*Task details*
Return, unchanged, the lines of the material from the line with "bullet-item: At break" to the line with "list every element".
__________
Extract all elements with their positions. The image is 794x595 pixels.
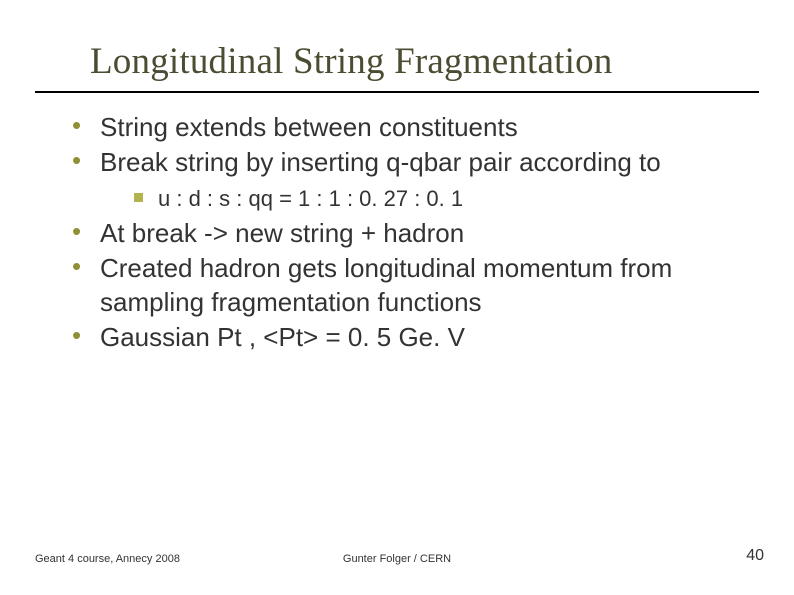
bullet-item: At break -> new string + hadron [72,217,734,250]
bullet-item: Created hadron gets longitudinal momentu… [72,252,734,319]
bullet-item: Gaussian Pt , <Pt> = 0. 5 Ge. V [72,321,734,354]
bullet-text: String extends between constituents [100,112,518,142]
bullet-item: String extends between constituents [72,111,734,144]
footer-center: Gunter Folger / CERN [0,553,794,565]
bullet-text: Created hadron gets longitudinal momentu… [100,253,672,316]
slide-title: Longitudinal String Fragmentation [35,0,759,93]
sub-bullet-item: u : d : s : qq = 1 : 1 : 0. 27 : 0. 1 [134,184,734,214]
sub-bullet-list: u : d : s : qq = 1 : 1 : 0. 27 : 0. 1 [100,184,734,214]
bullet-text: Break string by inserting q-qbar pair ac… [100,147,661,177]
slide-body: String extends between constituents Brea… [0,93,794,354]
bullet-text: At break -> new string + hadron [100,218,464,248]
bullet-item: Break string by inserting q-qbar pair ac… [72,146,734,213]
slide: Longitudinal String Fragmentation String… [0,0,794,595]
bullet-text: Gaussian Pt , <Pt> = 0. 5 Ge. V [100,322,465,352]
sub-bullet-text: u : d : s : qq = 1 : 1 : 0. 27 : 0. 1 [158,186,463,211]
footer-page-number: 40 [746,547,764,565]
bullet-list: String extends between constituents Brea… [72,111,734,354]
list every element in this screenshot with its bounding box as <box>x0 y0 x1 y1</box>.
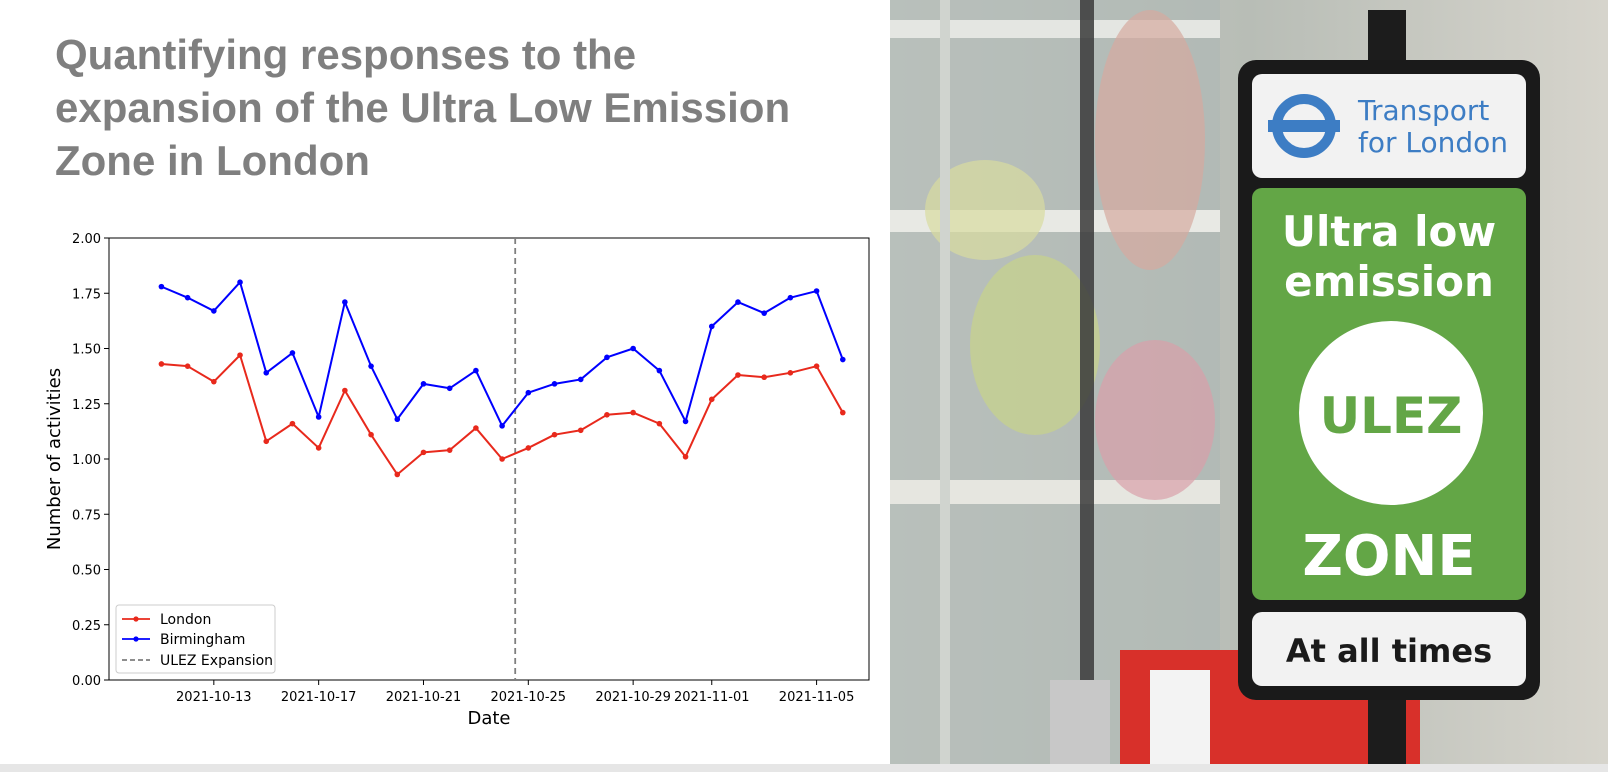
data-point-london <box>211 378 217 385</box>
data-point-birmingham <box>342 299 348 305</box>
y-tick-label: 0.00 <box>72 674 101 689</box>
data-point-birmingham <box>368 363 374 369</box>
data-point-london <box>656 420 663 427</box>
x-tick-label: 2021-10-25 <box>491 690 567 705</box>
data-point-london <box>735 372 741 378</box>
data-point-london <box>839 409 846 416</box>
slide-bottom-strip <box>0 764 1608 772</box>
data-point-birmingham <box>499 423 505 429</box>
data-point-london <box>499 456 505 462</box>
data-point-birmingham <box>420 381 427 387</box>
data-point-london <box>368 431 374 438</box>
legend-ulez-label: ULEZ Expansion <box>160 653 273 669</box>
line-chart: 0.00 0.25 0.50 0.75 1.00 1.25 1.50 1.75 2.00 202… <box>44 232 870 729</box>
y-axis: 0.00 0.25 0.50 0.75 1.00 1.25 1.50 1.75 2.00 <box>72 232 109 689</box>
legend-birmingham-marker <box>133 636 139 642</box>
y-tick-label: 0.75 <box>72 508 101 523</box>
data-point-birmingham <box>289 350 296 356</box>
x-axis-label: Date <box>467 708 510 729</box>
data-point-birmingham <box>394 416 401 423</box>
x-axis: 2021-10-13 2021-10-17 2021-10-21 2021-10-25… <box>176 680 854 705</box>
data-point-london <box>604 412 610 418</box>
tfl-name-line1: Transport <box>1357 94 1489 127</box>
data-point-birmingham <box>315 414 322 420</box>
data-point-birmingham <box>604 354 610 361</box>
legend-frame <box>115 604 276 674</box>
data-point-london <box>787 370 794 376</box>
data-point-london <box>682 453 689 460</box>
sign-text-ultra-low: Ultra low <box>1282 207 1496 256</box>
sign-footer-panel <box>1252 612 1526 686</box>
photo-graphic: Transport for London Ultra low emission … <box>890 0 1608 768</box>
data-point-london <box>761 374 767 381</box>
data-point-london <box>473 425 479 431</box>
series-layer <box>158 279 846 478</box>
data-point-london <box>446 447 453 453</box>
data-point-birmingham <box>577 376 584 383</box>
y-tick-label: 1.50 <box>72 343 101 358</box>
data-point-london <box>813 363 820 369</box>
y-tick-label: 1.00 <box>72 453 101 468</box>
data-point-london <box>237 352 243 358</box>
data-point-birmingham <box>211 308 217 314</box>
y-tick-label: 0.25 <box>72 619 101 634</box>
data-point-birmingham <box>263 370 270 376</box>
data-point-birmingham <box>839 356 846 363</box>
data-point-london <box>420 449 427 456</box>
data-point-london <box>158 361 165 367</box>
legend-london-label: London <box>160 612 211 628</box>
data-point-london <box>289 420 296 427</box>
data-point-birmingham <box>446 385 453 392</box>
data-point-birmingham <box>237 279 243 285</box>
data-point-birmingham <box>708 323 715 330</box>
data-point-birmingham <box>656 367 663 374</box>
y-tick-label: 1.25 <box>72 398 101 413</box>
sign-text-ulez: ULEZ <box>1320 387 1463 445</box>
sign-text-zone: ZONE <box>1302 524 1475 589</box>
y-tick-label: 0.50 <box>72 564 101 579</box>
data-point-london <box>525 445 532 451</box>
data-point-birmingham <box>761 310 767 316</box>
data-point-london <box>394 471 401 478</box>
sign-white-circle <box>1299 321 1483 505</box>
sign-text-at-all-times: At all times <box>1286 632 1492 670</box>
data-point-london <box>342 387 348 394</box>
tfl-name-line2: for London <box>1358 126 1508 159</box>
x-tick-label: 2021-11-05 <box>779 690 855 705</box>
y-axis-label: Number of activities <box>44 368 65 550</box>
data-point-birmingham <box>551 381 558 387</box>
x-tick-label: 2021-11-01 <box>674 690 750 705</box>
x-tick-label: 2021-10-29 <box>595 690 671 705</box>
data-point-london <box>577 427 584 434</box>
x-tick-label: 2021-10-17 <box>281 690 357 705</box>
tfl-roundel-icon <box>1268 94 1340 158</box>
legend-birmingham-label: Birmingham <box>160 632 245 648</box>
data-point-birmingham <box>473 367 479 374</box>
ulez-sign-photo: Transport for London Ultra low emission … <box>890 0 1608 768</box>
data-point-birmingham <box>735 299 741 305</box>
data-point-birmingham <box>813 288 820 294</box>
y-tick-label: 1.75 <box>72 287 101 302</box>
data-point-london <box>630 409 636 416</box>
y-tick-label: 2.00 <box>72 232 101 247</box>
data-point-birmingham <box>184 294 191 301</box>
legend-london-marker <box>133 616 139 622</box>
sign-text-emission: emission <box>1284 257 1494 306</box>
data-point-london <box>184 363 191 369</box>
data-point-london <box>708 396 715 403</box>
data-point-birmingham <box>158 283 165 290</box>
data-point-london <box>551 431 558 438</box>
x-tick-label: 2021-10-21 <box>386 690 462 705</box>
data-point-london <box>263 438 270 445</box>
legend: London Birmingham ULEZ Expansion <box>115 604 276 674</box>
slide-title: Quantifying responses to the expansion o… <box>55 31 791 184</box>
data-point-birmingham <box>682 418 689 425</box>
data-point-birmingham <box>787 294 794 301</box>
x-tick-label: 2021-10-13 <box>176 690 252 705</box>
data-point-london <box>315 445 322 451</box>
data-point-birmingham <box>630 345 636 352</box>
data-point-birmingham <box>525 389 532 396</box>
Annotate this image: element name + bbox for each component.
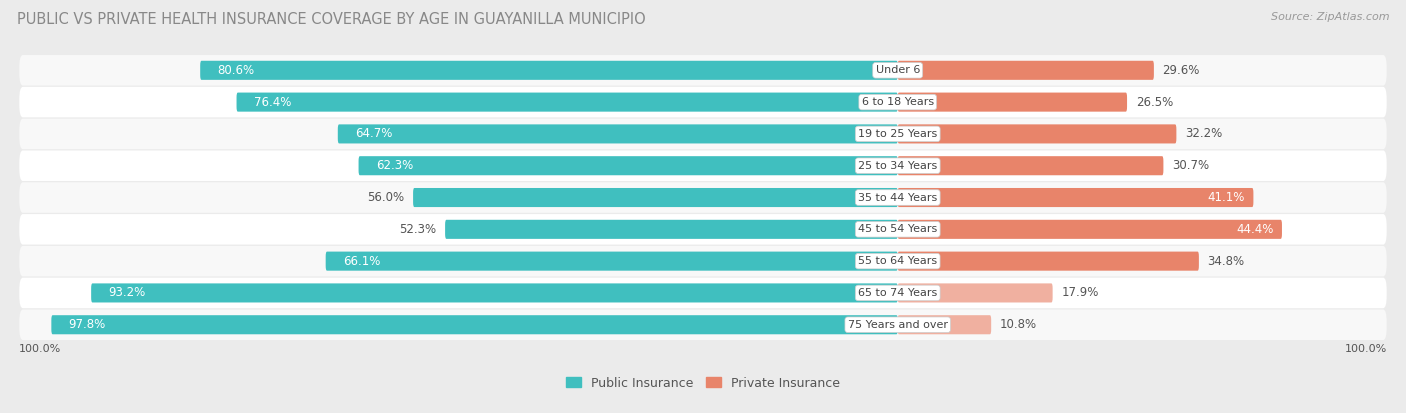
FancyBboxPatch shape: [446, 220, 897, 239]
FancyBboxPatch shape: [897, 61, 1154, 80]
Text: 100.0%: 100.0%: [20, 344, 62, 354]
FancyBboxPatch shape: [897, 283, 1053, 302]
FancyBboxPatch shape: [413, 188, 897, 207]
Text: 10.8%: 10.8%: [1000, 318, 1038, 331]
FancyBboxPatch shape: [20, 55, 1386, 85]
Text: 76.4%: 76.4%: [254, 95, 291, 109]
FancyBboxPatch shape: [897, 188, 1253, 207]
FancyBboxPatch shape: [326, 252, 897, 271]
Text: 56.0%: 56.0%: [367, 191, 405, 204]
FancyBboxPatch shape: [20, 278, 1386, 308]
Text: 26.5%: 26.5%: [1136, 95, 1173, 109]
FancyBboxPatch shape: [20, 309, 1386, 340]
FancyBboxPatch shape: [200, 61, 897, 80]
Text: PUBLIC VS PRIVATE HEALTH INSURANCE COVERAGE BY AGE IN GUAYANILLA MUNICIPIO: PUBLIC VS PRIVATE HEALTH INSURANCE COVER…: [17, 12, 645, 27]
Text: Source: ZipAtlas.com: Source: ZipAtlas.com: [1271, 12, 1389, 22]
FancyBboxPatch shape: [897, 124, 1177, 143]
Text: 25 to 34 Years: 25 to 34 Years: [858, 161, 938, 171]
Text: 19 to 25 Years: 19 to 25 Years: [858, 129, 938, 139]
FancyBboxPatch shape: [236, 93, 897, 112]
FancyBboxPatch shape: [20, 182, 1386, 213]
FancyBboxPatch shape: [20, 87, 1386, 117]
Text: 41.1%: 41.1%: [1208, 191, 1244, 204]
Text: 66.1%: 66.1%: [343, 255, 381, 268]
Text: 64.7%: 64.7%: [356, 128, 392, 140]
FancyBboxPatch shape: [897, 93, 1128, 112]
Text: 32.2%: 32.2%: [1185, 128, 1222, 140]
Text: Under 6: Under 6: [876, 65, 920, 75]
Text: 30.7%: 30.7%: [1173, 159, 1209, 172]
FancyBboxPatch shape: [897, 252, 1199, 271]
Text: 44.4%: 44.4%: [1236, 223, 1274, 236]
FancyBboxPatch shape: [52, 315, 897, 334]
FancyBboxPatch shape: [897, 220, 1282, 239]
Text: 97.8%: 97.8%: [69, 318, 105, 331]
FancyBboxPatch shape: [20, 150, 1386, 181]
Text: 29.6%: 29.6%: [1163, 64, 1199, 77]
FancyBboxPatch shape: [20, 119, 1386, 149]
Text: 34.8%: 34.8%: [1208, 255, 1244, 268]
Text: 55 to 64 Years: 55 to 64 Years: [858, 256, 938, 266]
Text: 6 to 18 Years: 6 to 18 Years: [862, 97, 934, 107]
Text: 35 to 44 Years: 35 to 44 Years: [858, 192, 938, 202]
FancyBboxPatch shape: [897, 315, 991, 334]
Text: 93.2%: 93.2%: [108, 287, 146, 299]
FancyBboxPatch shape: [337, 124, 897, 143]
Text: 65 to 74 Years: 65 to 74 Years: [858, 288, 938, 298]
Text: 45 to 54 Years: 45 to 54 Years: [858, 224, 938, 234]
Text: 17.9%: 17.9%: [1062, 287, 1098, 299]
FancyBboxPatch shape: [20, 214, 1386, 244]
FancyBboxPatch shape: [20, 246, 1386, 276]
FancyBboxPatch shape: [91, 283, 897, 302]
Legend: Public Insurance, Private Insurance: Public Insurance, Private Insurance: [561, 372, 845, 394]
Text: 62.3%: 62.3%: [375, 159, 413, 172]
Text: 52.3%: 52.3%: [399, 223, 436, 236]
Text: 80.6%: 80.6%: [218, 64, 254, 77]
Text: 100.0%: 100.0%: [1344, 344, 1386, 354]
Text: 75 Years and over: 75 Years and over: [848, 320, 948, 330]
FancyBboxPatch shape: [897, 156, 1163, 175]
FancyBboxPatch shape: [359, 156, 897, 175]
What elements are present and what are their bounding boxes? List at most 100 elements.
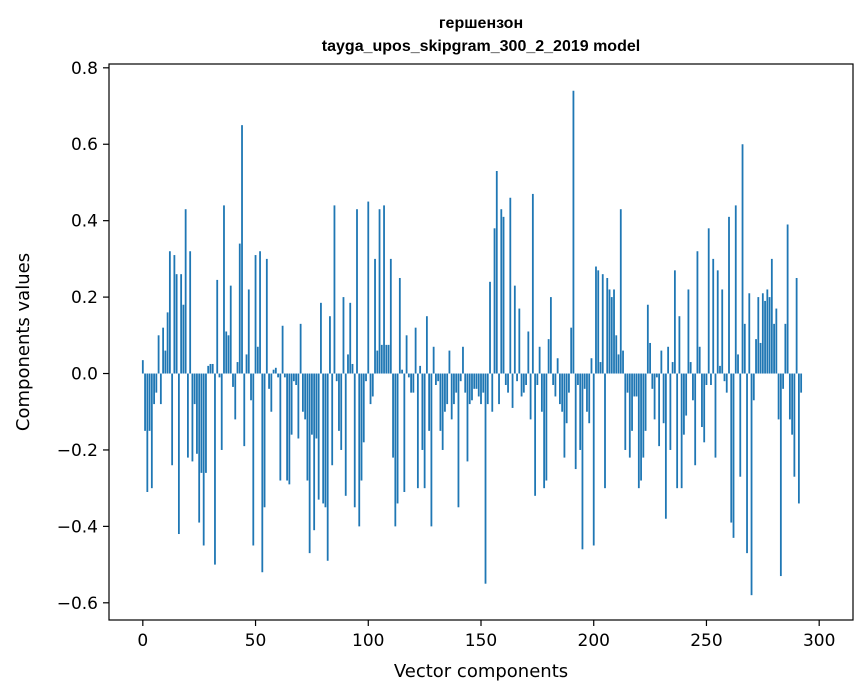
bar xyxy=(261,373,264,573)
bar xyxy=(263,373,266,508)
bar xyxy=(543,373,546,489)
bar xyxy=(513,285,516,374)
bar xyxy=(187,373,189,458)
bar xyxy=(356,209,358,374)
bar xyxy=(365,373,367,382)
bar xyxy=(410,373,413,393)
bar xyxy=(495,171,498,374)
bar xyxy=(274,367,277,374)
bar xyxy=(198,373,201,523)
bar xyxy=(177,373,180,535)
bar xyxy=(637,373,640,489)
bar xyxy=(245,354,248,374)
bar xyxy=(385,344,388,374)
bar xyxy=(586,373,588,412)
bar xyxy=(216,279,219,374)
bar xyxy=(599,362,602,374)
bar xyxy=(180,274,183,374)
bar xyxy=(737,354,739,374)
bar xyxy=(644,373,647,431)
x-tick-label: 200 xyxy=(578,631,610,651)
bar xyxy=(218,373,221,378)
bar xyxy=(144,373,146,431)
bar xyxy=(191,373,194,462)
bar xyxy=(360,373,363,481)
bar xyxy=(441,373,444,450)
bar xyxy=(193,373,196,405)
bar xyxy=(608,289,611,374)
bar xyxy=(552,373,555,385)
bar xyxy=(768,297,771,374)
bar xyxy=(290,373,293,435)
bar xyxy=(353,373,356,508)
bar xyxy=(757,297,760,374)
bar xyxy=(800,373,803,393)
bar xyxy=(371,373,374,397)
bar xyxy=(556,358,559,374)
bar xyxy=(214,373,216,565)
bar xyxy=(673,270,676,374)
bar xyxy=(459,373,462,382)
bar xyxy=(563,373,566,458)
bar xyxy=(387,344,390,374)
bar xyxy=(561,373,564,412)
bar xyxy=(369,373,372,405)
bar xyxy=(270,373,273,412)
bar xyxy=(705,373,708,385)
bar xyxy=(342,297,345,374)
bar xyxy=(292,373,295,382)
bar xyxy=(791,373,794,435)
bar xyxy=(669,373,672,450)
bar xyxy=(279,373,282,481)
bar xyxy=(667,346,670,374)
bar xyxy=(698,346,701,374)
bar xyxy=(734,205,737,374)
bar xyxy=(268,373,270,389)
bar xyxy=(295,373,298,385)
bar xyxy=(610,297,613,374)
bar xyxy=(527,331,530,374)
bar xyxy=(759,342,762,374)
bar xyxy=(205,373,207,473)
bar xyxy=(795,277,798,374)
y-tick-label: −0.6 xyxy=(57,594,98,614)
bar xyxy=(676,373,679,489)
bar xyxy=(252,373,255,546)
bar xyxy=(367,201,370,374)
bar xyxy=(725,373,728,393)
bar xyxy=(624,373,627,450)
bar xyxy=(615,335,618,374)
y-tick-label: 0.8 xyxy=(71,59,98,79)
bar xyxy=(626,373,629,393)
bar xyxy=(520,373,523,397)
bar xyxy=(283,373,286,378)
bar xyxy=(793,373,796,477)
bar xyxy=(622,350,624,374)
bar xyxy=(714,373,717,458)
bar xyxy=(349,302,352,374)
bar xyxy=(770,258,773,374)
bar xyxy=(299,323,302,374)
bar xyxy=(649,342,651,374)
bar xyxy=(211,363,214,374)
bar xyxy=(723,373,726,382)
bar xyxy=(502,216,505,374)
bar xyxy=(234,373,237,420)
bar xyxy=(710,373,712,385)
bar xyxy=(689,362,692,374)
bar xyxy=(394,373,397,527)
bar xyxy=(504,373,507,385)
bar xyxy=(313,373,316,531)
bar xyxy=(407,373,410,378)
bar xyxy=(664,373,667,519)
bar xyxy=(419,365,422,374)
bar xyxy=(171,373,174,466)
bar xyxy=(182,304,185,374)
y-tick-label: −0.4 xyxy=(57,517,98,537)
bar xyxy=(635,373,638,397)
bar xyxy=(455,373,458,393)
bar xyxy=(453,373,455,405)
bar xyxy=(577,373,579,385)
bar xyxy=(247,289,250,374)
y-axis: −0.6 −0.4 −0.2 0.0 0.2 0.4 0.6 0.8 xyxy=(57,59,109,614)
__________
*Answer to the task*
bullet-item: At break -> new string + hadron [72,217,734,250]
bullet-item: Created hadron gets longitudinal momentu… [72,252,734,319]
bullet-item: Gaussian Pt , <Pt> = 0. 5 Ge. V [72,321,734,354]
bullet-text: String extends between constituents [100,112,518,142]
bullet-item: String extends between constituents [72,111,734,144]
footer-center: Gunter Folger / CERN [0,553,794,565]
bullet-text: Created hadron gets longitudinal momentu… [100,253,672,316]
slide-title: Longitudinal String Fragmentation [35,0,759,93]
sub-bullet-item: u : d : s : qq = 1 : 1 : 0. 27 : 0. 1 [134,184,734,214]
sub-bullet-list: u : d : s : qq = 1 : 1 : 0. 27 : 0. 1 [100,184,734,214]
bullet-text: Break string by inserting q-qbar pair ac… [100,147,661,177]
slide-body: String extends between constituents Brea… [0,93,794,354]
bullet-text: At break -> new string + hadron [100,218,464,248]
bullet-item: Break string by inserting q-qbar pair ac… [72,146,734,213]
slide: Longitudinal String Fragmentation String… [0,0,794,595]
bullet-text: Gaussian Pt , <Pt> = 0. 5 Ge. V [100,322,465,352]
sub-bullet-text: u : d : s : qq = 1 : 1 : 0. 27 : 0. 1 [158,186,463,211]
footer-page-number: 40 [746,547,764,565]
bullet-list: String extends between constituents Brea… [72,111,734,354]
list every element in this screenshot with its bounding box as <box>x0 y0 x1 y1</box>.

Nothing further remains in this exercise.